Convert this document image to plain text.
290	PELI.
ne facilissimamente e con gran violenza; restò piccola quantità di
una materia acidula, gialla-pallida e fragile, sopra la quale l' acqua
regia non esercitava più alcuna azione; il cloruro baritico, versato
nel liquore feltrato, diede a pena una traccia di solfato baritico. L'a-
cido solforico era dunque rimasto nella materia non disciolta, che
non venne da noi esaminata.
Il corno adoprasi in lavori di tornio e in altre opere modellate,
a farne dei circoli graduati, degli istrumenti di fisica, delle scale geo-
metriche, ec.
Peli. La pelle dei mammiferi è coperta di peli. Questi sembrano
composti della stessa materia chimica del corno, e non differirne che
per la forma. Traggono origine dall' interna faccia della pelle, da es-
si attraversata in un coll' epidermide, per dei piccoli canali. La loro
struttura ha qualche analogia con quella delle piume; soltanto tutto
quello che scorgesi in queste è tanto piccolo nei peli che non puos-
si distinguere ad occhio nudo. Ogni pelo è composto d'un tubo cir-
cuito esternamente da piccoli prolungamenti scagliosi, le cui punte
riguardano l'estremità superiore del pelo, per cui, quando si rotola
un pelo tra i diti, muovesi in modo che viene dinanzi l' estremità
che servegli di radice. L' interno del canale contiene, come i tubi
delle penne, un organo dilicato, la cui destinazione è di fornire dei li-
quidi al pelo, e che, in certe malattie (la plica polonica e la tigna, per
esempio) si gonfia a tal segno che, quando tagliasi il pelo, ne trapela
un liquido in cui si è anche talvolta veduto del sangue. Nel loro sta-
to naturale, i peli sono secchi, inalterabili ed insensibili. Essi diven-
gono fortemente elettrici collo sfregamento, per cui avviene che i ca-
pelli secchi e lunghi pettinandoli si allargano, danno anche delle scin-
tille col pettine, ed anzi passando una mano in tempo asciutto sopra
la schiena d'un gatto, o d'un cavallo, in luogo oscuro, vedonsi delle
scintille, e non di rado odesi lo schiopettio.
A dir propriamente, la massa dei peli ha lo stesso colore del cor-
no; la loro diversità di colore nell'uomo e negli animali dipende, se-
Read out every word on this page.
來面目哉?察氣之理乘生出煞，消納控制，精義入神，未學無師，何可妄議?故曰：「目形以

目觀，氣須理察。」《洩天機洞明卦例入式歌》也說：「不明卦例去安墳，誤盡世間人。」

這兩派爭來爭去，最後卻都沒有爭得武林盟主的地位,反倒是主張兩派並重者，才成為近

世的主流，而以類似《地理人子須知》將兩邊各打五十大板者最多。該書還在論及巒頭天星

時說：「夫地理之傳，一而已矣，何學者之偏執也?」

EXERCISE REQUIREMENTS
Return each entry from above without altering a single character.

THE RESULT
Convert this document image to plain text.
290	PELI.
ne facilissimamente e con gran violenza; restò piccola quantità di
una materia acidula, gialla-pallida e fragile, sopra la quale l' acqua
regia non esercitava più alcuna azione; il cloruro baritico, versato
nel liquore feltrato, diede a pena una traccia di solfato baritico. L'a-
cido solforico era dunque rimasto nella materia non disciolta, che
non venne da noi esaminata.
Il corno adoprasi in lavori di tornio e in altre opere modellate,
a farne dei circoli graduati, degli istrumenti di fisica, delle scale geo-
metriche, ec.
Peli. La pelle dei mammiferi è coperta di peli. Questi sembrano
composti della stessa materia chimica del corno, e non differirne che
per la forma. Traggono origine dall' interna faccia della pelle, da es-
si attraversata in un coll' epidermide, per dei piccoli canali. La loro
struttura ha qualche analogia con quella delle piume; soltanto tutto
quello che scorgesi in queste è tanto piccolo nei peli che non puos-
si distinguere ad occhio nudo. Ogni pelo è composto d'un tubo cir-
cuito esternamente da piccoli prolungamenti scagliosi, le cui punte
riguardano l'estremità superiore del pelo, per cui, quando si rotola
un pelo tra i diti, muovesi in modo che viene dinanzi l' estremità
che servegli di radice. L' interno del canale contiene, come i tubi
delle penne, un organo dilicato, la cui destinazione è di fornire dei li-
quidi al pelo, e che, in certe malattie (la plica polonica e la tigna, per
esempio) si gonfia a tal segno che, quando tagliasi il pelo, ne trapela
un liquido in cui si è anche talvolta veduto del sangue. Nel loro sta-
to naturale, i peli sono secchi, inalterabili ed insensibili. Essi diven-
gono fortemente elettrici collo sfregamento, per cui avviene che i ca-
pelli secchi e lunghi pettinandoli si allargano, danno anche delle scin-
tille col pettine, ed anzi passando una mano in tempo asciutto sopra
la schiena d'un gatto, o d'un cavallo, in luogo oscuro, vedonsi delle
scintille, e non di rado odesi lo schiopettio.
A dir propriamente, la massa dei peli ha lo stesso colore del cor-
no; la loro diversità di colore nell'uomo e negli animali dipende, se-
Read out every word on this page.
來面目哉?察氣之理乘生出煞，消納控制，精義入神，未學無師，何可妄議?故曰：「目形以

目觀，氣須理察。」《洩天機洞明卦例入式歌》也說：「不明卦例去安墳，誤盡世間人。」

這兩派爭來爭去，最後卻都沒有爭得武林盟主的地位,反倒是主張兩派並重者，才成為近

世的主流，而以類似《地理人子須知》將兩邊各打五十大板者最多。該書還在論及巒頭天星

時說：「夫地理之傳，一而已矣，何學者之偏執也?」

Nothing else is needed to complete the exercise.